**Text extract**
··········

Find below a bit food for thought on designing NAT traversal mechanisms.  
I think it would be useful to consider a bit more on what we NEED.

- Should we send a clear signal to NAT vendors what kind of deployment 
model we think is best, and what are the goals they should try to work 
towards?

- Should we try to leverage existing IPv4 NAT traversal mechanisms if
possible (there seem to be a plenty of them, like STUN, TURN, etc.), and
even avoid all IPv6 work we can?  Would that be of value in itself ("A
particular kind of NAT breaks this IPv_4_ solution we'd like to use to
traverse NATs")?

- What is the expected lifetime of our NAT traversal mechanism
(e.g. a few years, until most NAT vendors have started deploying 6to4 or 
native) ?

- What features are critical for the NAT traversal mechanism?
For example:
  * simplicity (spec and the protocol)
  * ease of use (easy to turn on/configure)

··········

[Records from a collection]

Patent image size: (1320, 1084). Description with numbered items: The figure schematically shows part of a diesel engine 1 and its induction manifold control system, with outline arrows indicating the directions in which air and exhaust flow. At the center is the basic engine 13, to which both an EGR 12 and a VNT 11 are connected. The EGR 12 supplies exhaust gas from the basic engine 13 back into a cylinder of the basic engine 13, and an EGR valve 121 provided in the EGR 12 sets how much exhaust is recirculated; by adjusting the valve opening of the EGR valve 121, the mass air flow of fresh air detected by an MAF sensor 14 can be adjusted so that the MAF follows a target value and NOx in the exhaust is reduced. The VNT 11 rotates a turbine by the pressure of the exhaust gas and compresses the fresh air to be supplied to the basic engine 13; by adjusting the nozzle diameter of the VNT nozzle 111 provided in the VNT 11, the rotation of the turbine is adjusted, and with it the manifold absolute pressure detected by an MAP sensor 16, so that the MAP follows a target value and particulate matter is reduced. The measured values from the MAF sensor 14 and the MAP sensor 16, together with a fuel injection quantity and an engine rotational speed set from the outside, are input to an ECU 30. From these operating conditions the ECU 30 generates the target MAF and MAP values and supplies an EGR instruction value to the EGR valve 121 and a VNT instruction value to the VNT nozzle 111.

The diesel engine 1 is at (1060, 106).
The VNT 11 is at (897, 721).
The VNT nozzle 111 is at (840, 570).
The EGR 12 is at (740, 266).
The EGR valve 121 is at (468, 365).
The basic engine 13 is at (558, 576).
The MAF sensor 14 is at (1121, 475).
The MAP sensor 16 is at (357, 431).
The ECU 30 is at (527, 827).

··········

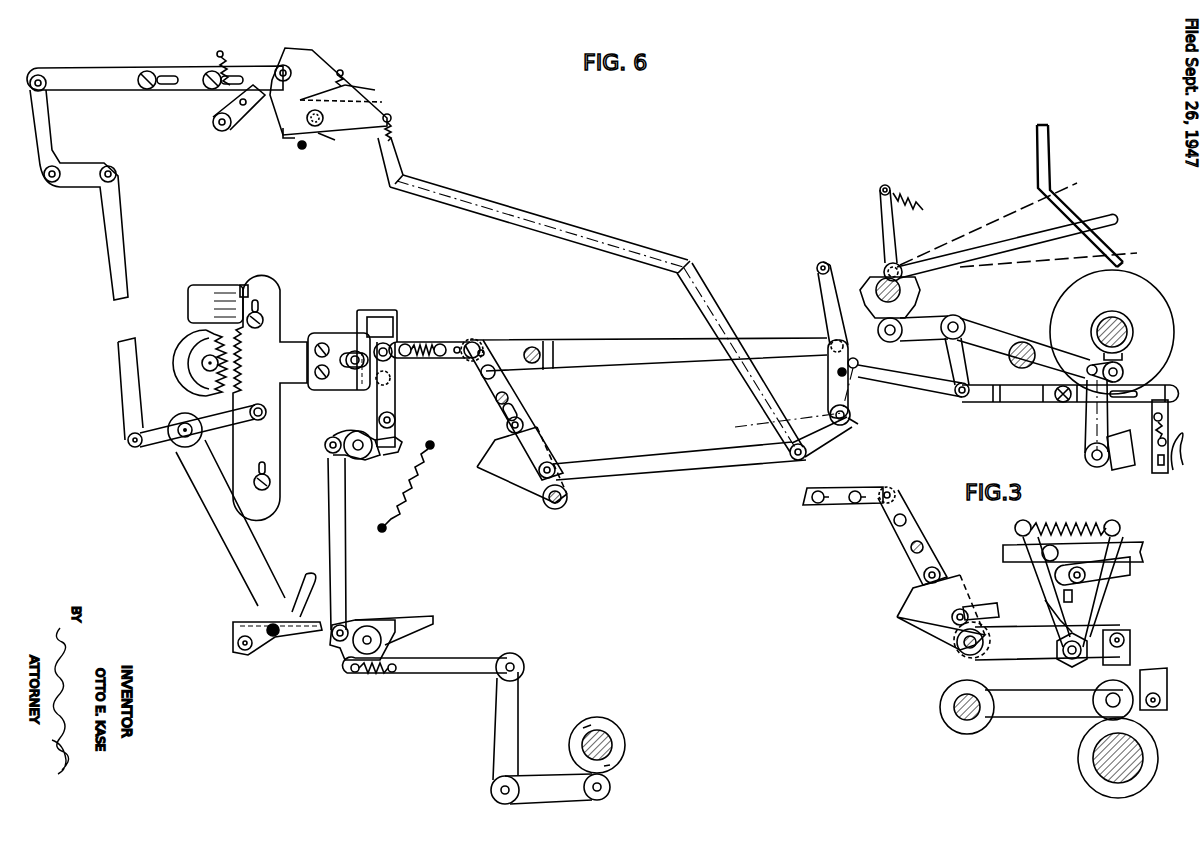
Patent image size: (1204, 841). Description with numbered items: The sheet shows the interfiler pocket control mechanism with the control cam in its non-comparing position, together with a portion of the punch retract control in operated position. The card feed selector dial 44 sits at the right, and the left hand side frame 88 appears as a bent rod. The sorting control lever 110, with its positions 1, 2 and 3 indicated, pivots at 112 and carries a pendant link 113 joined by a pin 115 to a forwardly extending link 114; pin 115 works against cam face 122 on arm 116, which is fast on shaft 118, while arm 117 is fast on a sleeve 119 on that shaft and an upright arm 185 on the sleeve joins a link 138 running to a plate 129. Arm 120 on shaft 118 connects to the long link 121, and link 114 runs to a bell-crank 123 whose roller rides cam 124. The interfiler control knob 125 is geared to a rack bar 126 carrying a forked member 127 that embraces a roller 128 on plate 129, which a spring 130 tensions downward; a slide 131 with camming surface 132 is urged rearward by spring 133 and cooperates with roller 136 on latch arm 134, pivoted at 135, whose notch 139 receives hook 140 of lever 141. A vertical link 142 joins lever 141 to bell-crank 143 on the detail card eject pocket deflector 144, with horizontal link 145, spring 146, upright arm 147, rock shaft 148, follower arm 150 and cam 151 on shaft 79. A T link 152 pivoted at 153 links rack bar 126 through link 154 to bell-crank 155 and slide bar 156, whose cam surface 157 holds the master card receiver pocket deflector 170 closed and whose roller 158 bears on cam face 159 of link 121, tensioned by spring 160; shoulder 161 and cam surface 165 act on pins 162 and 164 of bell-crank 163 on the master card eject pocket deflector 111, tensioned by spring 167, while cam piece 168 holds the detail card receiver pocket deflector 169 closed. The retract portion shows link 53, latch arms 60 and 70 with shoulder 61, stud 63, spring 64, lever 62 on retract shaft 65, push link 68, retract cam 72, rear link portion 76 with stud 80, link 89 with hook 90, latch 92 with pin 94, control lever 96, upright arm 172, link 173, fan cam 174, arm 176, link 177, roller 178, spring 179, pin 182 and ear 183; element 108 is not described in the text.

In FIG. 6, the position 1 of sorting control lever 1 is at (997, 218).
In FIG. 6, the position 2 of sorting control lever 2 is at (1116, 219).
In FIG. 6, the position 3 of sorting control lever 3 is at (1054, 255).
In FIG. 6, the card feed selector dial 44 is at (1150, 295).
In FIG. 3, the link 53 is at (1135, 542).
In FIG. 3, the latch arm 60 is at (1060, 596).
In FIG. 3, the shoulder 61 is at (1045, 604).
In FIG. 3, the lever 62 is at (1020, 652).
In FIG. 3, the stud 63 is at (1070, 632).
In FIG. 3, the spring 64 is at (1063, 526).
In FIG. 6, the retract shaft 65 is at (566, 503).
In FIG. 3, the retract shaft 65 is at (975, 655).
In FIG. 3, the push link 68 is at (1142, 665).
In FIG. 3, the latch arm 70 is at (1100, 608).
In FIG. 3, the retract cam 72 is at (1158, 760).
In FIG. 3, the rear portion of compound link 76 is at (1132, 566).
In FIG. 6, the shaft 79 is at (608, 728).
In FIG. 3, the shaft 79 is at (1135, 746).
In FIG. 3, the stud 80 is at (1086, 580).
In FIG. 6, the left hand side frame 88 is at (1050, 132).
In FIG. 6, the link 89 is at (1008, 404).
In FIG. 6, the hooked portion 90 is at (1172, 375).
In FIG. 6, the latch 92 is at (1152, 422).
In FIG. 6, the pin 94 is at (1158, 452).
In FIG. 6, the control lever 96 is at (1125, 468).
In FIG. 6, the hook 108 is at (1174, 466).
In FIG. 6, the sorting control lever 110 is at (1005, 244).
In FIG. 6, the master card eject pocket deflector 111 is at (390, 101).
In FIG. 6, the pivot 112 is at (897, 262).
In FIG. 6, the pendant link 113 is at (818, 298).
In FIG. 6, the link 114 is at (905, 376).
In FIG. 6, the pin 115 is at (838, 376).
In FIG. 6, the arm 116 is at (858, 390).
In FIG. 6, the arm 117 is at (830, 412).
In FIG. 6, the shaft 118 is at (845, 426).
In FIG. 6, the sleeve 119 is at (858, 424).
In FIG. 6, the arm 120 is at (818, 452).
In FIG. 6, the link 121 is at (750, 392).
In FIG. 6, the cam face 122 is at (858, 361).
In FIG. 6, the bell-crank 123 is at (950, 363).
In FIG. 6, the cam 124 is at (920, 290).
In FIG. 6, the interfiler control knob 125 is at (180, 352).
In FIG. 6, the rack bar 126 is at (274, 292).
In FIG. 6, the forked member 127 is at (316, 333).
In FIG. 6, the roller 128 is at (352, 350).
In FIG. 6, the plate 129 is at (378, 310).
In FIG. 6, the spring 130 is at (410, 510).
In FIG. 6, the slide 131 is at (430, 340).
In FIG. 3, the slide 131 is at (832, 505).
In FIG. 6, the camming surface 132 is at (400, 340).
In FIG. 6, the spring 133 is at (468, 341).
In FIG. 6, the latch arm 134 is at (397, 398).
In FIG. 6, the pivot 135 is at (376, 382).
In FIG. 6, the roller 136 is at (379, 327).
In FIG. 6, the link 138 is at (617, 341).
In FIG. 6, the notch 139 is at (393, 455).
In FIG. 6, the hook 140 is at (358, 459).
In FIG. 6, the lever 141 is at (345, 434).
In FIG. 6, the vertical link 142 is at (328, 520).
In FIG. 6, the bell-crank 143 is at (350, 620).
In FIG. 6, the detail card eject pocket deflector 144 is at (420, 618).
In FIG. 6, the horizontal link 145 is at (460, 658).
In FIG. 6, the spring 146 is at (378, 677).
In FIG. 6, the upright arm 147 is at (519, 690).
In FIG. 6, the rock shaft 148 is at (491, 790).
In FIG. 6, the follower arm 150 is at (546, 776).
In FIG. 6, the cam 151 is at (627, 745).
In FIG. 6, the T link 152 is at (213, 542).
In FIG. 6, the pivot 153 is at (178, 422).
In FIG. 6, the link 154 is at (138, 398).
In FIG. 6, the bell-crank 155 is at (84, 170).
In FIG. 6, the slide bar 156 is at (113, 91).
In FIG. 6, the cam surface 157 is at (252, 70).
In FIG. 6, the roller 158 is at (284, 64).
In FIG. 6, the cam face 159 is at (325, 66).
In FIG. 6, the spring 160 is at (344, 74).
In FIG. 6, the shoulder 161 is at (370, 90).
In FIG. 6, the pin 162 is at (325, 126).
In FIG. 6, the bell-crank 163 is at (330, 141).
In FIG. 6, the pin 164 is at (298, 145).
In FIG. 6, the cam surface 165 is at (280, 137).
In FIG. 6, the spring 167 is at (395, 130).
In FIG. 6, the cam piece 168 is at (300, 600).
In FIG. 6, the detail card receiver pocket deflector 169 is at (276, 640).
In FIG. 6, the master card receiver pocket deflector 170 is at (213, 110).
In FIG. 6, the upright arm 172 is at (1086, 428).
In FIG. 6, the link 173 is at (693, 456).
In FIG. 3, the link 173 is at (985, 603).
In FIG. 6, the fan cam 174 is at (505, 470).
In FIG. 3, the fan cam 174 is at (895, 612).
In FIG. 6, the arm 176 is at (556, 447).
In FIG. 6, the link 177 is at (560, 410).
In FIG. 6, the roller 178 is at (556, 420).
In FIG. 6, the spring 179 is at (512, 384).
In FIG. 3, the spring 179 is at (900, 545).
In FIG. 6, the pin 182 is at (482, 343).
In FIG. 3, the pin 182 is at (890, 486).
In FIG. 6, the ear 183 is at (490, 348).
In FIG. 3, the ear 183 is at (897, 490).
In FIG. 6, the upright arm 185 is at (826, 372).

··········

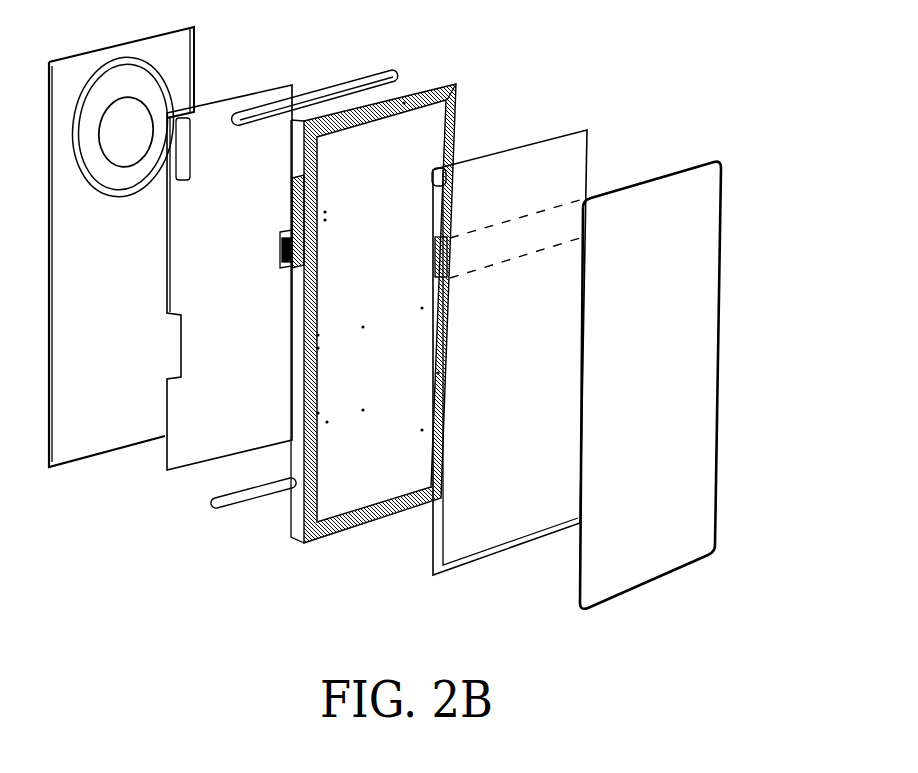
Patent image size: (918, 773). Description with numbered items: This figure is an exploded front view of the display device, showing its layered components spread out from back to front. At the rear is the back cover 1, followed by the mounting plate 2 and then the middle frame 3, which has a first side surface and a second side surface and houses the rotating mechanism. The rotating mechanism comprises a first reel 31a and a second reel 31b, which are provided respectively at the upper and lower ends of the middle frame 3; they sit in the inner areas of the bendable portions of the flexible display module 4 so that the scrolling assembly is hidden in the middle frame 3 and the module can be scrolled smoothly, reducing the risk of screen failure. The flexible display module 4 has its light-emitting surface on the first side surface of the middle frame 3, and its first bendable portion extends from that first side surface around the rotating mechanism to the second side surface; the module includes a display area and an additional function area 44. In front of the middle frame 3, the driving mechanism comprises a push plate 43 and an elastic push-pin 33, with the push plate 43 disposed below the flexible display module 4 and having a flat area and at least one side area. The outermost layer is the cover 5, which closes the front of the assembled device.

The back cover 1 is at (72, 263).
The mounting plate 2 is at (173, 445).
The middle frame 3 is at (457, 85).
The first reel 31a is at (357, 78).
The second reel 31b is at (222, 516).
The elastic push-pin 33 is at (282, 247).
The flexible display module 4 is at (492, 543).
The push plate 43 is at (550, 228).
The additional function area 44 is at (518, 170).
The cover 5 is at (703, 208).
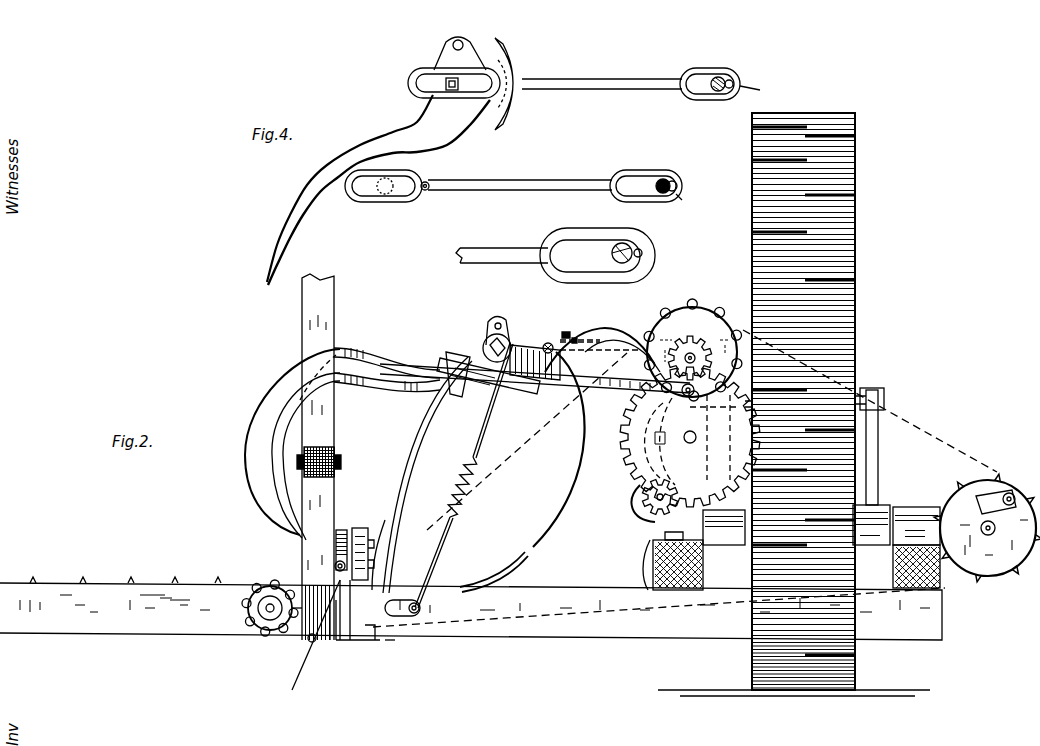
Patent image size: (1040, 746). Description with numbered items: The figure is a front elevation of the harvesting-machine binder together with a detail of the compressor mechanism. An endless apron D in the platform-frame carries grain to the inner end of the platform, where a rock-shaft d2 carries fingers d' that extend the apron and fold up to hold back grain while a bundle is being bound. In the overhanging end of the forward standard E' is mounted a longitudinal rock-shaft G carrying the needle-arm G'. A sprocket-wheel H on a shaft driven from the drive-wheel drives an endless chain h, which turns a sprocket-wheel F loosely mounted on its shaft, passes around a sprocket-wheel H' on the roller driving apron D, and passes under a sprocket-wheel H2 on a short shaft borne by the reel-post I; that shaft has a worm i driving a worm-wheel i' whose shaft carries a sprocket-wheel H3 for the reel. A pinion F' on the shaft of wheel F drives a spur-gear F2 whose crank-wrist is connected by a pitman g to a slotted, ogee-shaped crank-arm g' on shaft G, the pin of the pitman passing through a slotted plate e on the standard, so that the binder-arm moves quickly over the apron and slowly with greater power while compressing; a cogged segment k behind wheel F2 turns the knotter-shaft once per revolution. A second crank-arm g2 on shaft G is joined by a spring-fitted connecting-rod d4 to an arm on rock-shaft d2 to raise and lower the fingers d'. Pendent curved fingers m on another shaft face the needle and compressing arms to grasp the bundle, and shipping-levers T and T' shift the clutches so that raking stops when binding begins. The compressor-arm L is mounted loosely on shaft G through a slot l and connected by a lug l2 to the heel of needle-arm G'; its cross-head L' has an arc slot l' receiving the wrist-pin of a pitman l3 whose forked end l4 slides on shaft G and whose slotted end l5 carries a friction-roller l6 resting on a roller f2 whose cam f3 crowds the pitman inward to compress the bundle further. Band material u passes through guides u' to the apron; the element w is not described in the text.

··········

**Aim of the task**
Which existing IPv4 NAT traversal mechanisms does the NAT traversal text name as examples? Rely only on the NAT traversal text to respond; the material is not needed.

**Answer to the task**
STUN and TURN.